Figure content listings
┄┄┄┄┄┄┄┄┄┄┄┄┄┄┄┄┄┄┄┄

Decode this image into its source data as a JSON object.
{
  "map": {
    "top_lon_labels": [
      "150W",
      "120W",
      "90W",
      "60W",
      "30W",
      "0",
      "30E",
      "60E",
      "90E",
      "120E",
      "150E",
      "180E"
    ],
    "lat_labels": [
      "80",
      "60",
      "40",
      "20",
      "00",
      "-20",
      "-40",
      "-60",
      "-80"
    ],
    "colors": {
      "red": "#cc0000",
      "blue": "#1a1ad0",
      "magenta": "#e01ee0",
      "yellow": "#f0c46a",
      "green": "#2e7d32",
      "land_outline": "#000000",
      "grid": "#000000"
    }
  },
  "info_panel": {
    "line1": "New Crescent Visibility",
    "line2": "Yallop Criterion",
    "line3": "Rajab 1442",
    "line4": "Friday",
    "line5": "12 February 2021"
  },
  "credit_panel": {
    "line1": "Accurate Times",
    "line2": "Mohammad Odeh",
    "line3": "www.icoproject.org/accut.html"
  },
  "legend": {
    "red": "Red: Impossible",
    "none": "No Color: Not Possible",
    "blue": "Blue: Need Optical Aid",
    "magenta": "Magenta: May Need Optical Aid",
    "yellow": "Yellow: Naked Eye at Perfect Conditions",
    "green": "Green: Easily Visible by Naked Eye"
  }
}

┄┄┄┄┄┄┄┄┄┄┄┄┄┄┄┄┄┄┄┄

Do this:
Restate each of the entries above verbatim.

Complete output:
Decode this image into its source data as a JSON object.
{
  "map": {
    "top_lon_labels": [
      "150W",
      "120W",
      "90W",
      "60W",
      "30W",
      "0",
      "30E",
      "60E",
      "90E",
      "120E",
      "150E",
      "180E"
    ],
    "lat_labels": [
      "80",
      "60",
      "40",
      "20",
      "00",
      "-20",
      "-40",
      "-60",
      "-80"
    ],
    "colors": {
      "red": "#cc0000",
      "blue": "#1a1ad0",
      "magenta": "#e01ee0",
      "yellow": "#f0c46a",
      "green": "#2e7d32",
      "land_outline": "#000000",
      "grid": "#000000"
    }
  },
  "info_panel": {
    "line1": "New Crescent Visibility",
    "line2": "Yallop Criterion",
    "line3": "Rajab 1442",
    "line4": "Friday",
    "line5": "12 February 2021"
  },
  "credit_panel": {
    "line1": "Accurate Times",
    "line2": "Mohammad Odeh",
    "line3": "www.icoproject.org/accut.html"
  },
  "legend": {
    "red": "Red: Impossible",
    "none": "No Color: Not Possible",
    "blue": "Blue: Need Optical Aid",
    "magenta": "Magenta: May Need Optical Aid",
    "yellow": "Yellow: Naked Eye at Perfect Conditions",
    "green": "Green: Easily Visible by Naked Eye"
  }
}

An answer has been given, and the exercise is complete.